## SET TASK
Output every entry exactly as written.
= = = =
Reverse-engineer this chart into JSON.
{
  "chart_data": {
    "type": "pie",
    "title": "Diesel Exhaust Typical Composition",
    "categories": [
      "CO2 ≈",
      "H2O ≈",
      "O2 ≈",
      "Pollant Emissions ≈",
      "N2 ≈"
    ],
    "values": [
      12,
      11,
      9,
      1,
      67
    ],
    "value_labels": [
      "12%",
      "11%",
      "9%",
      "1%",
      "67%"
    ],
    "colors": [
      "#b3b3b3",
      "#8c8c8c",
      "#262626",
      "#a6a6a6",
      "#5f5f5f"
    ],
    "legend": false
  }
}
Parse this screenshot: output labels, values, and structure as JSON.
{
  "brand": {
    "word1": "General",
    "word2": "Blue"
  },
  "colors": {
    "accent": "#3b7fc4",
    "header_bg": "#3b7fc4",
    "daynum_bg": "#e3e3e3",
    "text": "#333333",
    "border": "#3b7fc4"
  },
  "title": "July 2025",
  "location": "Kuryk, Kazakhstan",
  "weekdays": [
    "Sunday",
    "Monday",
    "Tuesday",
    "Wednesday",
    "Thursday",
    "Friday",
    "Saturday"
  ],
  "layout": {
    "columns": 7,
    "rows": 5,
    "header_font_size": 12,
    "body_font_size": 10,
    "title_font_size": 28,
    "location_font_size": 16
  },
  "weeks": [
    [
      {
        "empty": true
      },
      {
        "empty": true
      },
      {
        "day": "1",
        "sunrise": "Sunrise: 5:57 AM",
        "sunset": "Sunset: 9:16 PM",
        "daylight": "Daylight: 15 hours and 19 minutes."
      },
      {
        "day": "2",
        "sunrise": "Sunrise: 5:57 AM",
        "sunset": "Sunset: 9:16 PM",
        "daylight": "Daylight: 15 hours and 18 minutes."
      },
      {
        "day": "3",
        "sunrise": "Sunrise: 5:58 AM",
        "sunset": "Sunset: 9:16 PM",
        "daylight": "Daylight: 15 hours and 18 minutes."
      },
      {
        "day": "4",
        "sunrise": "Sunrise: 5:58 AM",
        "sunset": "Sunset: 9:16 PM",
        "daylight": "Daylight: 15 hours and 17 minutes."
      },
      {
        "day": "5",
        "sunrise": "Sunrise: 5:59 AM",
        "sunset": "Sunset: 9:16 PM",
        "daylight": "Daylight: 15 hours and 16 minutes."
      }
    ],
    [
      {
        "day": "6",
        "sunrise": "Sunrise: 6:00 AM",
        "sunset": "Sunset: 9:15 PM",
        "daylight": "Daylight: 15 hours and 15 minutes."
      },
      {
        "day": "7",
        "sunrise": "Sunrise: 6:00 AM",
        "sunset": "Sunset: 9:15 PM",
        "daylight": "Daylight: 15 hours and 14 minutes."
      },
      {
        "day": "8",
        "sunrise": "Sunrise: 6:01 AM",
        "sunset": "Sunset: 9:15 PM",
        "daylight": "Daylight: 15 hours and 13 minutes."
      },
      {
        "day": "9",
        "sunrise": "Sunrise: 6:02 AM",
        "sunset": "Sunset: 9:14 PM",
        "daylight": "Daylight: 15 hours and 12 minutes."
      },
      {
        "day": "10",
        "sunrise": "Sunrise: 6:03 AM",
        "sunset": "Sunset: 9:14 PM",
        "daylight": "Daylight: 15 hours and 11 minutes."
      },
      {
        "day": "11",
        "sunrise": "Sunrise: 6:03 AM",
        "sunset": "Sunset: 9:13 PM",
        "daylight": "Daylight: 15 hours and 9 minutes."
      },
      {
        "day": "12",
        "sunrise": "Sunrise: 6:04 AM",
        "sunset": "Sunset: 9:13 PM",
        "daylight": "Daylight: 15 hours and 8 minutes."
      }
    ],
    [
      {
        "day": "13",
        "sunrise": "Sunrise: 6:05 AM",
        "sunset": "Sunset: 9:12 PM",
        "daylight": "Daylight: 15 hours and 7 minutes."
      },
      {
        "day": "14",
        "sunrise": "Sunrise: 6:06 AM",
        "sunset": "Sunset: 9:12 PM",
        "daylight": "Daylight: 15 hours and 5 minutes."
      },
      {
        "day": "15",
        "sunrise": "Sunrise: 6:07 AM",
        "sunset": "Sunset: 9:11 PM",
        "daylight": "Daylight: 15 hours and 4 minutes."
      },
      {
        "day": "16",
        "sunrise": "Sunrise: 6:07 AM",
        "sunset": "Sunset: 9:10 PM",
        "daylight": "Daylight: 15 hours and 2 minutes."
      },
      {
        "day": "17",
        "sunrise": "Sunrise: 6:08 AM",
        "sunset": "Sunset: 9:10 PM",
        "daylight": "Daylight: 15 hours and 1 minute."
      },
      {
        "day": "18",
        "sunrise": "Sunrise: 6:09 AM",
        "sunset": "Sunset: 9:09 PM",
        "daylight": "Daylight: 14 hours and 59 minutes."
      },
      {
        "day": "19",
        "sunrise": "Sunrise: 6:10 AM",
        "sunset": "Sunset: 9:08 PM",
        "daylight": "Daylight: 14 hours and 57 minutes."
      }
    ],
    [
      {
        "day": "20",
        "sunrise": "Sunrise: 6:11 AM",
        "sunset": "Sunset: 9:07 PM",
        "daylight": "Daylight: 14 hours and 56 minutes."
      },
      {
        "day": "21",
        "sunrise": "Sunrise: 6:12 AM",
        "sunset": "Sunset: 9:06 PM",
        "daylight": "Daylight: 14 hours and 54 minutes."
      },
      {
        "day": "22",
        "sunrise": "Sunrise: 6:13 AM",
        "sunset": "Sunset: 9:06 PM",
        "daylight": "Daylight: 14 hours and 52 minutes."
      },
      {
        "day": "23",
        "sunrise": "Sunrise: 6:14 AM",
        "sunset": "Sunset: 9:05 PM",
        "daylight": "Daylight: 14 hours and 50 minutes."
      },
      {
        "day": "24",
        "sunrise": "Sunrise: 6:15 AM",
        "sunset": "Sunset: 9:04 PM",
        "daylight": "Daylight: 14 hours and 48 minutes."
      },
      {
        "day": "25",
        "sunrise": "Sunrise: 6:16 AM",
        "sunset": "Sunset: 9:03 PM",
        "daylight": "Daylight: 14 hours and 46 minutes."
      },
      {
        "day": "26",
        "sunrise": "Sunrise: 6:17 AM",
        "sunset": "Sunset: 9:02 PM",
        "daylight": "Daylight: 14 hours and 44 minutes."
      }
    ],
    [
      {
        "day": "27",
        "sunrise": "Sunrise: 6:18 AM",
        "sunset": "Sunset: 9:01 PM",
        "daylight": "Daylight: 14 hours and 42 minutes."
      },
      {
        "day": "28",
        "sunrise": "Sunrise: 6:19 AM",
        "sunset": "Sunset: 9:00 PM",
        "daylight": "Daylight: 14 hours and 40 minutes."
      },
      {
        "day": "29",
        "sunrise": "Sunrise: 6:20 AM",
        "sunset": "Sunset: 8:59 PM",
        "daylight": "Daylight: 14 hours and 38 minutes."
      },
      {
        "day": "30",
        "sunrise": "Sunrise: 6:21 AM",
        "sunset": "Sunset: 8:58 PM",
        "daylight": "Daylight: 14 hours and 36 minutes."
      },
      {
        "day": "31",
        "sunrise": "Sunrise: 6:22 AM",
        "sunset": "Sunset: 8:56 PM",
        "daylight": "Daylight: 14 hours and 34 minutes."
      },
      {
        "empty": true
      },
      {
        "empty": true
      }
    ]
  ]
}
= = = =
## RESPONSE FOR THIS EXERCISE
Reverse-engineer this chart into JSON.
{
  "chart_data": {
    "type": "pie",
    "title": "Diesel Exhaust Typical Composition",
    "categories": [
      "CO2 ≈",
      "H2O ≈",
      "O2 ≈",
      "Pollant Emissions ≈",
      "N2 ≈"
    ],
    "values": [
      12,
      11,
      9,
      1,
      67
    ],
    "value_labels": [
      "12%",
      "11%",
      "9%",
      "1%",
      "67%"
    ],
    "colors": [
      "#b3b3b3",
      "#8c8c8c",
      "#262626",
      "#a6a6a6",
      "#5f5f5f"
    ],
    "legend": false
  }
}
Parse this screenshot: output labels, values, and structure as JSON.
{
  "brand": {
    "word1": "General",
    "word2": "Blue"
  },
  "colors": {
    "accent": "#3b7fc4",
    "header_bg": "#3b7fc4",
    "daynum_bg": "#e3e3e3",
    "text": "#333333",
    "border": "#3b7fc4"
  },
  "title": "July 2025",
  "location": "Kuryk, Kazakhstan",
  "weekdays": [
    "Sunday",
    "Monday",
    "Tuesday",
    "Wednesday",
    "Thursday",
    "Friday",
    "Saturday"
  ],
  "layout": {
    "columns": 7,
    "rows": 5,
    "header_font_size": 12,
    "body_font_size": 10,
    "title_font_size": 28,
    "location_font_size": 16
  },
  "weeks": [
    [
      {
        "empty": true
      },
      {
        "empty": true
      },
      {
        "day": "1",
        "sunrise": "Sunrise: 5:57 AM",
        "sunset": "Sunset: 9:16 PM",
        "daylight": "Daylight: 15 hours and 19 minutes."
      },
      {
        "day": "2",
        "sunrise": "Sunrise: 5:57 AM",
        "sunset": "Sunset: 9:16 PM",
        "daylight": "Daylight: 15 hours and 18 minutes."
      },
      {
        "day": "3",
        "sunrise": "Sunrise: 5:58 AM",
        "sunset": "Sunset: 9:16 PM",
        "daylight": "Daylight: 15 hours and 18 minutes."
      },
      {
        "day": "4",
        "sunrise": "Sunrise: 5:58 AM",
        "sunset": "Sunset: 9:16 PM",
        "daylight": "Daylight: 15 hours and 17 minutes."
      },
      {
        "day": "5",
        "sunrise": "Sunrise: 5:59 AM",
        "sunset": "Sunset: 9:16 PM",
        "daylight": "Daylight: 15 hours and 16 minutes."
      }
    ],
    [
      {
        "day": "6",
        "sunrise": "Sunrise: 6:00 AM",
        "sunset": "Sunset: 9:15 PM",
        "daylight": "Daylight: 15 hours and 15 minutes."
      },
      {
        "day": "7",
        "sunrise": "Sunrise: 6:00 AM",
        "sunset": "Sunset: 9:15 PM",
        "daylight": "Daylight: 15 hours and 14 minutes."
      },
      {
        "day": "8",
        "sunrise": "Sunrise: 6:01 AM",
        "sunset": "Sunset: 9:15 PM",
        "daylight": "Daylight: 15 hours and 13 minutes."
      },
      {
        "day": "9",
        "sunrise": "Sunrise: 6:02 AM",
        "sunset": "Sunset: 9:14 PM",
        "daylight": "Daylight: 15 hours and 12 minutes."
      },
      {
        "day": "10",
        "sunrise": "Sunrise: 6:03 AM",
        "sunset": "Sunset: 9:14 PM",
        "daylight": "Daylight: 15 hours and 11 minutes."
      },
      {
        "day": "11",
        "sunrise": "Sunrise: 6:03 AM",
        "sunset": "Sunset: 9:13 PM",
        "daylight": "Daylight: 15 hours and 9 minutes."
      },
      {
        "day": "12",
        "sunrise": "Sunrise: 6:04 AM",
        "sunset": "Sunset: 9:13 PM",
        "daylight": "Daylight: 15 hours and 8 minutes."
      }
    ],
    [
      {
        "day": "13",
        "sunrise": "Sunrise: 6:05 AM",
        "sunset": "Sunset: 9:12 PM",
        "daylight": "Daylight: 15 hours and 7 minutes."
      },
      {
        "day": "14",
        "sunrise": "Sunrise: 6:06 AM",
        "sunset": "Sunset: 9:12 PM",
        "daylight": "Daylight: 15 hours and 5 minutes."
      },
      {
        "day": "15",
        "sunrise": "Sunrise: 6:07 AM",
        "sunset": "Sunset: 9:11 PM",
        "daylight": "Daylight: 15 hours and 4 minutes."
      },
      {
        "day": "16",
        "sunrise": "Sunrise: 6:07 AM",
        "sunset": "Sunset: 9:10 PM",
        "daylight": "Daylight: 15 hours and 2 minutes."
      },
      {
        "day": "17",
        "sunrise": "Sunrise: 6:08 AM",
        "sunset": "Sunset: 9:10 PM",
        "daylight": "Daylight: 15 hours and 1 minute."
      },
      {
        "day": "18",
        "sunrise": "Sunrise: 6:09 AM",
        "sunset": "Sunset: 9:09 PM",
        "daylight": "Daylight: 14 hours and 59 minutes."
      },
      {
        "day": "19",
        "sunrise": "Sunrise: 6:10 AM",
        "sunset": "Sunset: 9:08 PM",
        "daylight": "Daylight: 14 hours and 57 minutes."
      }
    ],
    [
      {
        "day": "20",
        "sunrise": "Sunrise: 6:11 AM",
        "sunset": "Sunset: 9:07 PM",
        "daylight": "Daylight: 14 hours and 56 minutes."
      },
      {
        "day": "21",
        "sunrise": "Sunrise: 6:12 AM",
        "sunset": "Sunset: 9:06 PM",
        "daylight": "Daylight: 14 hours and 54 minutes."
      },
      {
        "day": "22",
        "sunrise": "Sunrise: 6:13 AM",
        "sunset": "Sunset: 9:06 PM",
        "daylight": "Daylight: 14 hours and 52 minutes."
      },
      {
        "day": "23",
        "sunrise": "Sunrise: 6:14 AM",
        "sunset": "Sunset: 9:05 PM",
        "daylight": "Daylight: 14 hours and 50 minutes."
      },
      {
        "day": "24",
        "sunrise": "Sunrise: 6:15 AM",
        "sunset": "Sunset: 9:04 PM",
        "daylight": "Daylight: 14 hours and 48 minutes."
      },
      {
        "day": "25",
        "sunrise": "Sunrise: 6:16 AM",
        "sunset": "Sunset: 9:03 PM",
        "daylight": "Daylight: 14 hours and 46 minutes."
      },
      {
        "day": "26",
        "sunrise": "Sunrise: 6:17 AM",
        "sunset": "Sunset: 9:02 PM",
        "daylight": "Daylight: 14 hours and 44 minutes."
      }
    ],
    [
      {
        "day": "27",
        "sunrise": "Sunrise: 6:18 AM",
        "sunset": "Sunset: 9:01 PM",
        "daylight": "Daylight: 14 hours and 42 minutes."
      },
      {
        "day": "28",
        "sunrise": "Sunrise: 6:19 AM",
        "sunset": "Sunset: 9:00 PM",
        "daylight": "Daylight: 14 hours and 40 minutes."
      },
      {
        "day": "29",
        "sunrise": "Sunrise: 6:20 AM",
        "sunset": "Sunset: 8:59 PM",
        "daylight": "Daylight: 14 hours and 38 minutes."
      },
      {
        "day": "30",
        "sunrise": "Sunrise: 6:21 AM",
        "sunset": "Sunset: 8:58 PM",
        "daylight": "Daylight: 14 hours and 36 minutes."
      },
      {
        "day": "31",
        "sunrise": "Sunrise: 6:22 AM",
        "sunset": "Sunset: 8:56 PM",
        "daylight": "Daylight: 14 hours and 34 minutes."
      },
      {
        "empty": true
      },
      {
        "empty": true
      }
    ]
  ]
}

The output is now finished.